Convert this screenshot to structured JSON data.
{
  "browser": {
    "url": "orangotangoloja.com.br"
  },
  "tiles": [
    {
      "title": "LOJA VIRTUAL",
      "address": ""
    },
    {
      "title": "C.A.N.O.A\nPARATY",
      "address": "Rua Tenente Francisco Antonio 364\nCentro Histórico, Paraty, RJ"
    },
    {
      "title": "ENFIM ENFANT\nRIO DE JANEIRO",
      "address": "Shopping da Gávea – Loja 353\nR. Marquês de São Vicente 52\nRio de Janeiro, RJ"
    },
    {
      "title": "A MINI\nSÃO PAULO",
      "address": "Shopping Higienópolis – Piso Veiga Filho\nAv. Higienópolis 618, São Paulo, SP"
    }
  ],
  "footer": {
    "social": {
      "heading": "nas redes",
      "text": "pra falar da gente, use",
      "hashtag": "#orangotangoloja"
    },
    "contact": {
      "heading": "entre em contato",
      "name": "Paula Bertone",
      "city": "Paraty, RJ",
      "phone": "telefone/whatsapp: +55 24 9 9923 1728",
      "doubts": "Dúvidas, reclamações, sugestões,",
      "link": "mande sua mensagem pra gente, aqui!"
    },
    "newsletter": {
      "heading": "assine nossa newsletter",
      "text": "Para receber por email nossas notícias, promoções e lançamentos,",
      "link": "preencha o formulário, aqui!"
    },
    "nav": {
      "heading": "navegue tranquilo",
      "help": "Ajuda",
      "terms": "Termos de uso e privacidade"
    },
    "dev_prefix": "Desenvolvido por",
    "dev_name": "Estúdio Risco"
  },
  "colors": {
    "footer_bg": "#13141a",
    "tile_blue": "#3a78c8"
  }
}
──────────────────────────────
# Written exercise
Reproduce all the data word for word.

# Solution for this exercise
Convert this screenshot to structured JSON data.
{
  "browser": {
    "url": "orangotangoloja.com.br"
  },
  "tiles": [
    {
      "title": "LOJA VIRTUAL",
      "address": ""
    },
    {
      "title": "C.A.N.O.A\nPARATY",
      "address": "Rua Tenente Francisco Antonio 364\nCentro Histórico, Paraty, RJ"
    },
    {
      "title": "ENFIM ENFANT\nRIO DE JANEIRO",
      "address": "Shopping da Gávea – Loja 353\nR. Marquês de São Vicente 52\nRio de Janeiro, RJ"
    },
    {
      "title": "A MINI\nSÃO PAULO",
      "address": "Shopping Higienópolis – Piso Veiga Filho\nAv. Higienópolis 618, São Paulo, SP"
    }
  ],
  "footer": {
    "social": {
      "heading": "nas redes",
      "text": "pra falar da gente, use",
      "hashtag": "#orangotangoloja"
    },
    "contact": {
      "heading": "entre em contato",
      "name": "Paula Bertone",
      "city": "Paraty, RJ",
      "phone": "telefone/whatsapp: +55 24 9 9923 1728",
      "doubts": "Dúvidas, reclamações, sugestões,",
      "link": "mande sua mensagem pra gente, aqui!"
    },
    "newsletter": {
      "heading": "assine nossa newsletter",
      "text": "Para receber por email nossas notícias, promoções e lançamentos,",
      "link": "preencha o formulário, aqui!"
    },
    "nav": {
      "heading": "navegue tranquilo",
      "help": "Ajuda",
      "terms": "Termos de uso e privacidade"
    },
    "dev_prefix": "Desenvolvido por",
    "dev_name": "Estúdio Risco"
  },
  "colors": {
    "footer_bg": "#13141a",
    "tile_blue": "#3a78c8"
  }
}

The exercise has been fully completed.